▶ THE PROBLEM
Copy each line that holds "Output".

▶ EXTRACTED ENTRIES
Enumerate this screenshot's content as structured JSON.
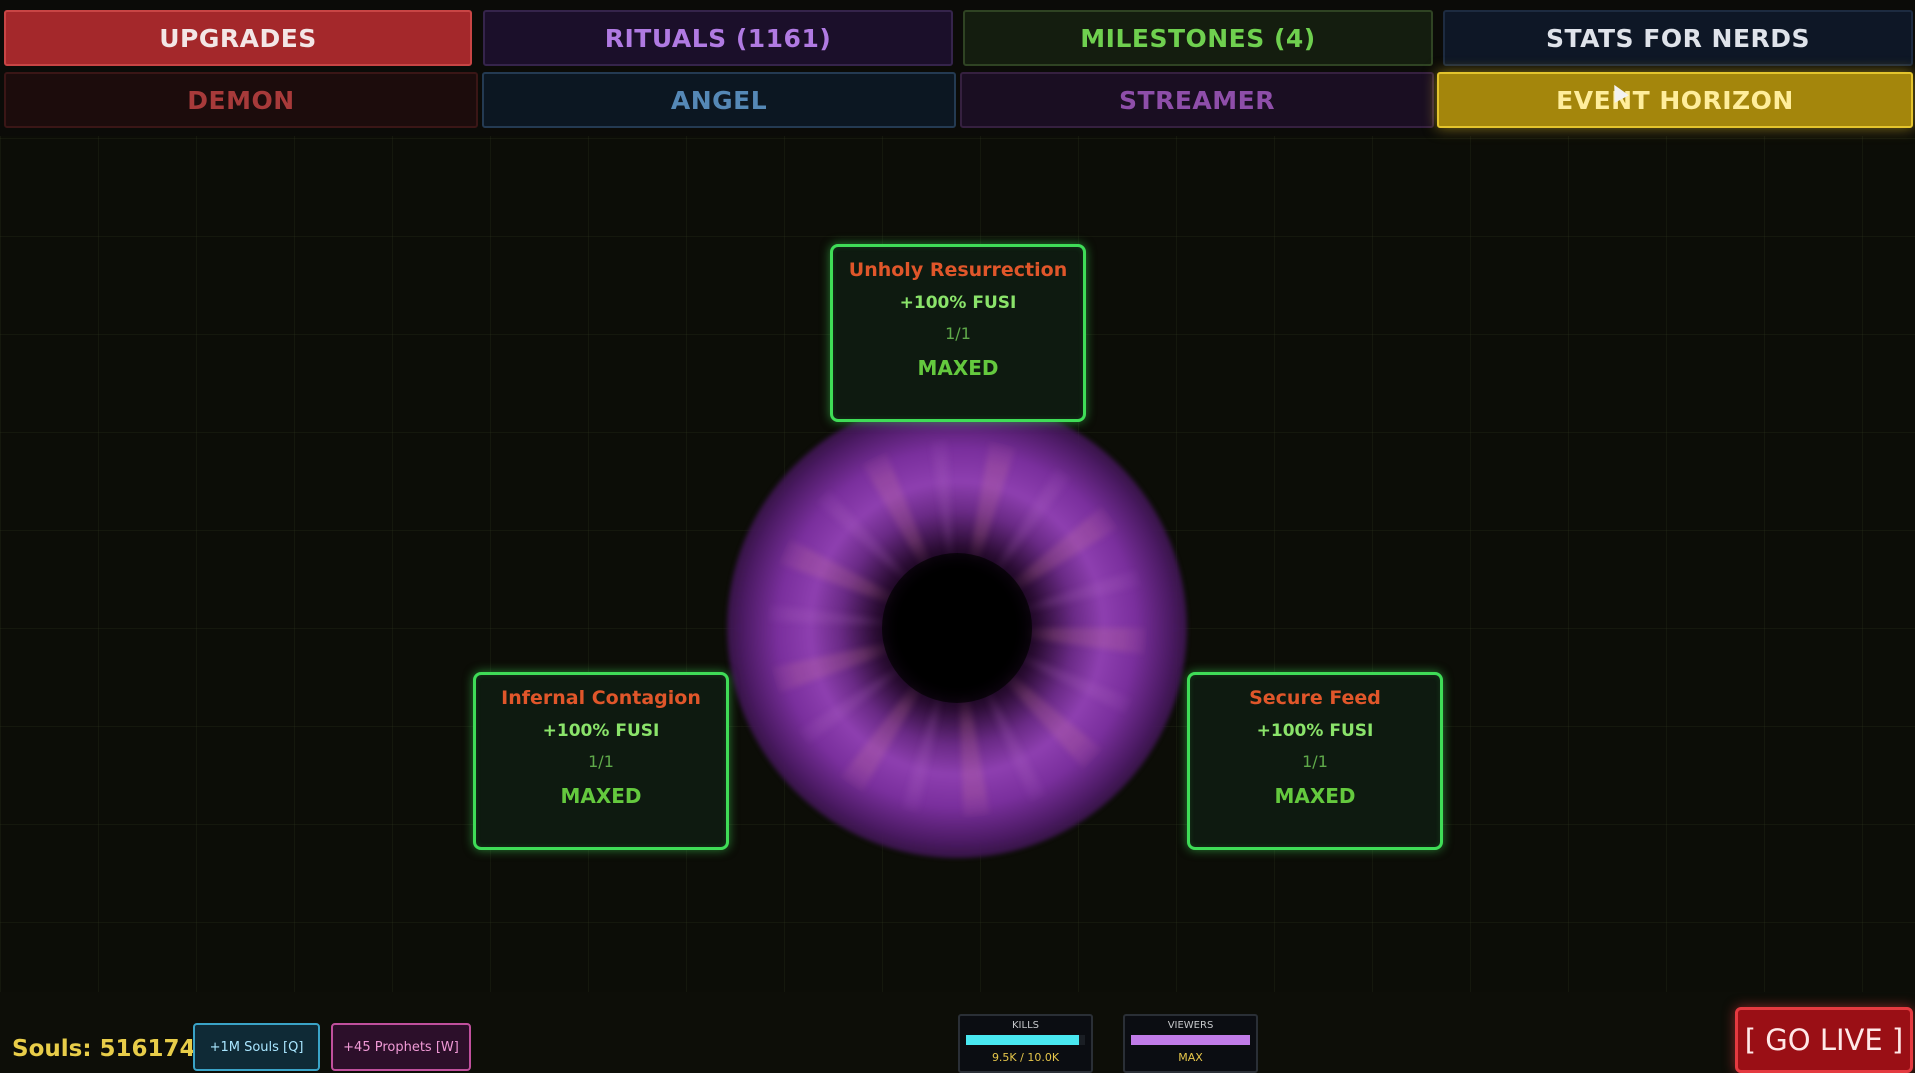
{
  "tabs_row1": [
    {
      "label": "UPGRADES"
    },
    {
      "label": "RITUALS (1161)"
    },
    {
      "label": "MILESTONES (4)"
    },
    {
      "label": "STATS FOR NERDS"
    }
  ],
  "tabs_row2": [
    {
      "label": "DEMON"
    },
    {
      "label": "ANGEL"
    },
    {
      "label": "STREAMER"
    },
    {
      "label": "EVENT HORIZON",
      "active": true
    }
  ],
  "upgrades": [
    {
      "title": "Unholy Resurrection",
      "effect": "+100% FUSI",
      "level": "1/1",
      "status": "MAXED"
    },
    {
      "title": "Infernal Contagion",
      "effect": "+100% FUSI",
      "level": "1/1",
      "status": "MAXED"
    },
    {
      "title": "Secure Feed",
      "effect": "+100% FUSI",
      "level": "1/1",
      "status": "MAXED"
    }
  ],
  "bottom": {
    "souls": "Souls: 5161749",
    "souls_button": "+1M Souls [Q]",
    "prophets_button": "+45 Prophets [W]",
    "kills": {
      "label": "KILLS",
      "value": "9.5K / 10.0K",
      "fraction": 0.95
    },
    "viewers": {
      "label": "VIEWERS",
      "value": "MAX",
      "fraction": 1.0
    },
    "go_live": "[ GO LIVE ]"
  },
  "colors": {
    "accent_event_horizon": "#e4c42d",
    "maxed_border": "#3fdc57",
    "go_live": "#9a0f15"
  },
  "icons": [
    "black-hole-visual",
    "mouse-cursor-icon"
  ]
}
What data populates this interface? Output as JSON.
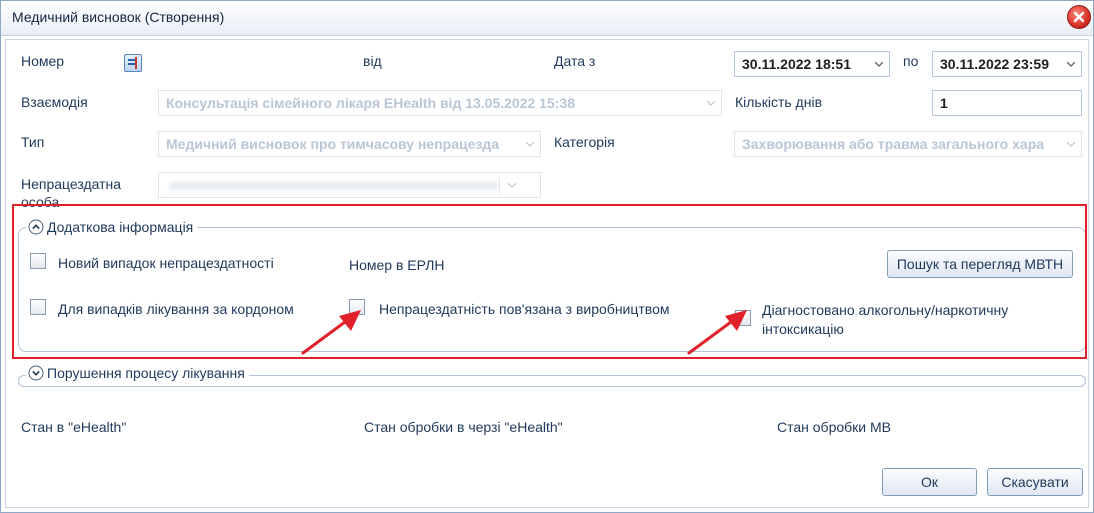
{
  "window": {
    "title": "Медичний висновок (Створення)"
  },
  "form": {
    "number_label": "Номер",
    "from_label": "від",
    "date_from_label": "Дата з",
    "date_from_value": "30.11.2022 18:51",
    "to_label": "по",
    "date_to_value": "30.11.2022 23:59",
    "interaction_label": "Взаємодія",
    "interaction_value": "Консультація сімейного лікаря EHealth від 13.05.2022 15:38",
    "days_label": "Кількість днів",
    "days_value": "1",
    "type_label": "Тип",
    "type_value": "Медичний висновок про тимчасову непрацезда",
    "category_label": "Категорія",
    "category_value": "Захворювання або травма загального хара",
    "disabled_person_label_line1": "Непрацездатна",
    "disabled_person_label_line2": "особа"
  },
  "additional": {
    "title": "Додаткова інформація",
    "new_case_label": "Новий випадок непрацездатності",
    "erln_label": "Номер в ЕРЛН",
    "search_button": "Пошук та перегляд МВТН",
    "abroad_label": "Для випадків лікування за кордоном",
    "work_related_label": "Непрацездатність пов'язана з виробництвом",
    "intoxication_label_line1": "Діагностовано алкогольну/наркотичну",
    "intoxication_label_line2": "інтоксикацію"
  },
  "violations": {
    "title": "Порушення процесу лікування"
  },
  "status": {
    "ehealth_label": "Стан в \"eHealth\"",
    "queue_label": "Стан обробки в черзі \"eHealth\"",
    "mv_label": "Стан обробки МВ"
  },
  "buttons": {
    "ok": "Ок",
    "cancel": "Скасувати"
  },
  "colors": {
    "highlight": "#e0202a",
    "accent_text": "#1e395b"
  },
  "icons": [
    "close-icon",
    "number-generator-icon",
    "chevron-up-icon",
    "chevron-down-icon",
    "arrow-icon"
  ]
}
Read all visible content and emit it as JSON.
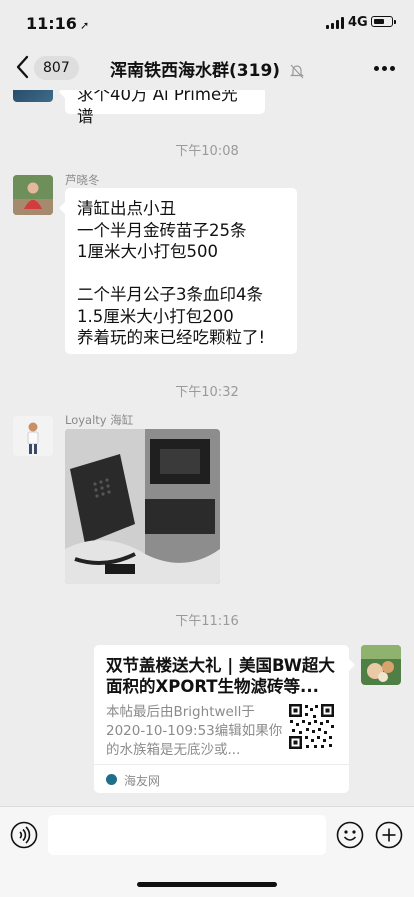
{
  "status_bar": {
    "time": "11:16",
    "network": "4G"
  },
  "nav": {
    "unread_count": "807",
    "title": "浑南铁西海水群(319)"
  },
  "messages": {
    "prev_bubble": "求个40万 Ai Prime光谱",
    "time1": "下午10:08",
    "msg1": {
      "sender": "芦晓冬",
      "text": "清缸出点小丑\n一个半月金砖苗子25条\n1厘米大小打包500\n\n二个半月公子3条血印4条\n1.5厘米大小打包200\n养着玩的来已经吃颗粒了!"
    },
    "time2": "下午10:32",
    "msg2": {
      "sender": "Loyalty 海缸"
    },
    "time3": "下午11:16",
    "card": {
      "title": "双节盖楼送大礼 | 美国BW超大面积的XPORT生物滤砖等...",
      "description": "本帖最后由Brightwell于2020-10-109:53编辑如果你的水族箱是无底沙或...",
      "source": "海友网"
    }
  }
}
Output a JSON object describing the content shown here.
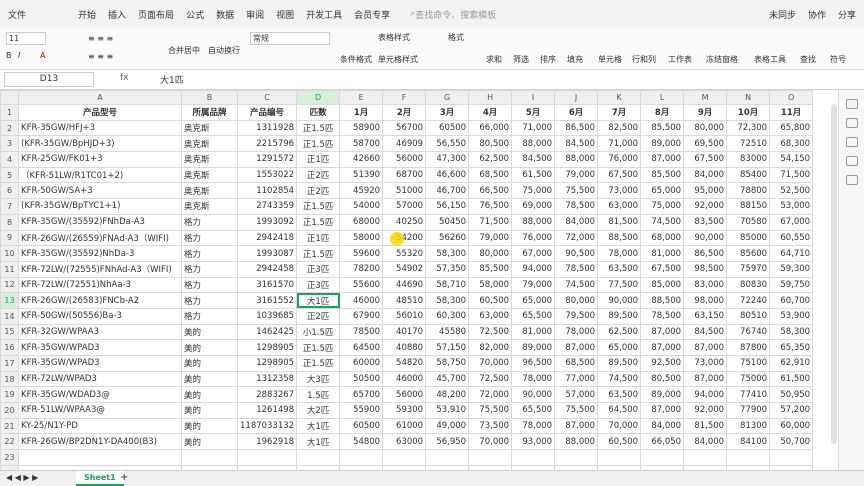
{
  "menu": {
    "file": "文件",
    "tabs": [
      "开始",
      "插入",
      "页面布局",
      "公式",
      "数据",
      "审阅",
      "视图",
      "开发工具",
      "会员专享"
    ],
    "search": "查找命令、搜索模板",
    "sync": "未同步",
    "collab": "协作",
    "share": "分享"
  },
  "ribbon": {
    "font_size": "11",
    "merge": "合并居中",
    "wrap": "自动换行",
    "format": "常规",
    "cond": "条件格式",
    "table_style": "表格样式",
    "cell_style": "单元格样式",
    "style": "格式",
    "sum": "求和",
    "filter": "筛选",
    "sort": "排序",
    "fill": "填充",
    "cell": "单元格",
    "rowcol": "行和列",
    "sheet": "工作表",
    "freeze": "冻结窗格",
    "tools": "表格工具",
    "find": "查找",
    "symbol": "符号"
  },
  "formula_bar": {
    "cell": "D13",
    "fx": "fx",
    "value": "大1匹"
  },
  "columns": [
    "A",
    "B",
    "C",
    "D",
    "E",
    "F",
    "G",
    "H",
    "I",
    "J",
    "K",
    "L",
    "M",
    "N",
    "O"
  ],
  "headers": [
    "产品型号",
    "所属品牌",
    "产品编号",
    "匹数",
    "1月",
    "2月",
    "3月",
    "4月",
    "5月",
    "6月",
    "7月",
    "8月",
    "9月",
    "10月",
    "11月"
  ],
  "rows": [
    [
      "KFR-35GW/HFJ+3",
      "奥克斯",
      "1311928",
      "正1.5匹",
      "58900",
      "56700",
      "60500",
      "66,000",
      "71,000",
      "86,500",
      "82,500",
      "85,500",
      "80,000",
      "72,300",
      "65,800"
    ],
    [
      "(KFR-35GW/BpHJD+3)",
      "奥克斯",
      "2215796",
      "正1.5匹",
      "58700",
      "46909",
      "56,550",
      "80,500",
      "88,000",
      "84,500",
      "71,000",
      "89,000",
      "69,500",
      "72510",
      "68,300"
    ],
    [
      "KFR-25GW/FK01+3",
      "奥克斯",
      "1291572",
      "正1匹",
      "42660",
      "56000",
      "47,300",
      "62,500",
      "84,500",
      "88,000",
      "76,000",
      "87,000",
      "67,500",
      "83000",
      "54,150"
    ],
    [
      "（KFR-51LW/R1TC01+2)",
      "奥克斯",
      "1553022",
      "正2匹",
      "51390",
      "68700",
      "46,600",
      "68,500",
      "61,500",
      "79,000",
      "67,500",
      "85,500",
      "84,000",
      "85400",
      "71,500"
    ],
    [
      "KFR-50GW/SA+3",
      "奥克斯",
      "1102854",
      "正2匹",
      "45920",
      "51000",
      "46,700",
      "66,500",
      "75,000",
      "75,500",
      "73,000",
      "65,000",
      "95,000",
      "78800",
      "52,500"
    ],
    [
      "(KFR-35GW/BpTYC1+1)",
      "奥克斯",
      "2743359",
      "正1.5匹",
      "54000",
      "57000",
      "56,150",
      "76,500",
      "69,000",
      "78,500",
      "63,000",
      "75,000",
      "92,000",
      "88150",
      "53,000"
    ],
    [
      "KFR-35GW/(35592)FNhDa-A3",
      "格力",
      "1993092",
      "正1.5匹",
      "68000",
      "40250",
      "50450",
      "71,500",
      "88,000",
      "84,000",
      "81,500",
      "74,500",
      "83,500",
      "70580",
      "67,000"
    ],
    [
      "KFR-26GW/(26559)FNAd-A3（WIFI)",
      "格力",
      "2942418",
      "正1匹",
      "58000",
      "54200",
      "56260",
      "79,000",
      "76,000",
      "72,000",
      "88,500",
      "68,000",
      "90,000",
      "85000",
      "60,550"
    ],
    [
      "KFR-35GW/(35592)NhDa-3",
      "格力",
      "1993087",
      "正1.5匹",
      "59600",
      "55320",
      "58,300",
      "80,000",
      "67,000",
      "90,500",
      "78,000",
      "81,000",
      "86,500",
      "85600",
      "64,710"
    ],
    [
      "KFR-72LW/(72555)FNhAd-A3（WIFI)",
      "格力",
      "2942458",
      "正3匹",
      "78200",
      "54902",
      "57,350",
      "85,500",
      "94,000",
      "78,500",
      "63,500",
      "67,500",
      "98,500",
      "75970",
      "59,300"
    ],
    [
      "KFR-72LW/(72551)NhAa-3",
      "格力",
      "3161570",
      "正3匹",
      "55600",
      "44690",
      "58,710",
      "58,000",
      "79,000",
      "74,500",
      "77,500",
      "85,000",
      "83,000",
      "80830",
      "59,750"
    ],
    [
      "KFR-26GW/(26583)FNCb-A2",
      "格力",
      "3161552",
      "大1匹",
      "46000",
      "48510",
      "58,300",
      "60,500",
      "65,000",
      "80,000",
      "90,000",
      "88,500",
      "98,000",
      "72240",
      "60,700"
    ],
    [
      "KFR-50GW/(50556)Ba-3",
      "格力",
      "1039685",
      "正2匹",
      "67900",
      "56010",
      "60,300",
      "63,000",
      "65,500",
      "79,500",
      "89,500",
      "78,500",
      "63,150",
      "80510",
      "53,900"
    ],
    [
      "KFR-32GW/WPAA3",
      "美的",
      "1462425",
      "小1.5匹",
      "78500",
      "40170",
      "45580",
      "72,500",
      "81,000",
      "78,000",
      "62,500",
      "87,000",
      "84,500",
      "76740",
      "58,300"
    ],
    [
      "KFR-35GW/WPAD3",
      "美的",
      "1298905",
      "正1.5匹",
      "64500",
      "40880",
      "57,150",
      "82,000",
      "89,000",
      "87,000",
      "65,000",
      "87,000",
      "87,000",
      "87800",
      "65,350"
    ],
    [
      "KFR-35GW/WPAD3",
      "美的",
      "1298905",
      "正1.5匹",
      "60000",
      "54820",
      "58,750",
      "70,000",
      "96,500",
      "68,500",
      "89,500",
      "92,500",
      "73,000",
      "75100",
      "62,910"
    ],
    [
      "KFR-72LW/WPAD3",
      "美的",
      "1312358",
      "大3匹",
      "50500",
      "46000",
      "45,700",
      "72,500",
      "78,000",
      "77,000",
      "74,500",
      "80,500",
      "87,000",
      "75000",
      "61,500"
    ],
    [
      "KFR-35GW/WDAD3@",
      "美的",
      "2883267",
      "1.5匹",
      "65700",
      "56000",
      "48,200",
      "72,000",
      "90,000",
      "57,000",
      "63,500",
      "89,000",
      "94,000",
      "77410",
      "50,950"
    ],
    [
      "KFR-51LW/WPAA3@",
      "美的",
      "1261498",
      "大2匹",
      "55900",
      "59300",
      "53,910",
      "75,500",
      "65,500",
      "75,500",
      "64,500",
      "87,000",
      "92,000",
      "77900",
      "57,200"
    ],
    [
      "KY-25/N1Y-PD",
      "美的",
      "1187033132",
      "大1匹",
      "60500",
      "61000",
      "49,000",
      "73,500",
      "78,000",
      "87,000",
      "70,000",
      "84,000",
      "81,500",
      "81300",
      "60,000"
    ],
    [
      "KFR-26GW/BP2DN1Y-DA400(B3)",
      "美的",
      "1962918",
      "大1匹",
      "54800",
      "63000",
      "56,950",
      "70,000",
      "93,000",
      "88,000",
      "60,500",
      "66,050",
      "84,000",
      "84100",
      "50,700"
    ]
  ],
  "sheet_tab": "Sheet1"
}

▶ THE RESPONSE
What data populates this interface? Output as JSON.
Output a JSON object describing the content shown here.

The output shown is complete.